Collected data entries:
<<<<

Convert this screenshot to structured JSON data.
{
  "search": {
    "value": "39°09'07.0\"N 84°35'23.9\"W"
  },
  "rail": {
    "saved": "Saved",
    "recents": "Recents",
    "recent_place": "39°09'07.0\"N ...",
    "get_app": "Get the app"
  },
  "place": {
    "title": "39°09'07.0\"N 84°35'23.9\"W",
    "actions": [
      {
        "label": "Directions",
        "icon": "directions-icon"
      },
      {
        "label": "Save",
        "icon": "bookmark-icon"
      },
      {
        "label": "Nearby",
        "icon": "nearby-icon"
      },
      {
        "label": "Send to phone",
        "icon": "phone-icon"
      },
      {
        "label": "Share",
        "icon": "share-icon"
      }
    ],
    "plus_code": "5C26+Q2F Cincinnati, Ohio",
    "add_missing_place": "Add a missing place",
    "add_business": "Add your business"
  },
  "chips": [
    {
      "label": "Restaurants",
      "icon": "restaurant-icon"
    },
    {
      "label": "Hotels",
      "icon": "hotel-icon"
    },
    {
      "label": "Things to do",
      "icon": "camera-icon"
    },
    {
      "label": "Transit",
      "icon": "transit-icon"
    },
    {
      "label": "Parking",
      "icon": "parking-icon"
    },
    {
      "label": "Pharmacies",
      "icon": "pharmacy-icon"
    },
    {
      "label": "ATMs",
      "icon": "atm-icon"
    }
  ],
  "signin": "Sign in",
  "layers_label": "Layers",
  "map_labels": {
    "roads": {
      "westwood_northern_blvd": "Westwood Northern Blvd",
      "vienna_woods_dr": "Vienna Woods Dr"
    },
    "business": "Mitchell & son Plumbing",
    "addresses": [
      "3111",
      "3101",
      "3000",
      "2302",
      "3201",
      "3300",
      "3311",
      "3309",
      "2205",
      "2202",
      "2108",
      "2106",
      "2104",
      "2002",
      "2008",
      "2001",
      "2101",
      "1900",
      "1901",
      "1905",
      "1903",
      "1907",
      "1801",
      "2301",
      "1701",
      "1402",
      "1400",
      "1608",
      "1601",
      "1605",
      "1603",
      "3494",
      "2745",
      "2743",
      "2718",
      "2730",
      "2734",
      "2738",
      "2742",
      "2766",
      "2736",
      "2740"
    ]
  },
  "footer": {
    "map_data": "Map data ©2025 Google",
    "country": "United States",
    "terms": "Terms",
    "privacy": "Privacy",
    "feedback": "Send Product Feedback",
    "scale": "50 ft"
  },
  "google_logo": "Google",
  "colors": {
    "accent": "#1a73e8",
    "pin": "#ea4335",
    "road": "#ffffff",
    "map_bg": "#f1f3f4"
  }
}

>>>>

■ **Exercise requirements**
Each line of the material that holds the string "icon" counts once; give the total alone.

■ **Result**
12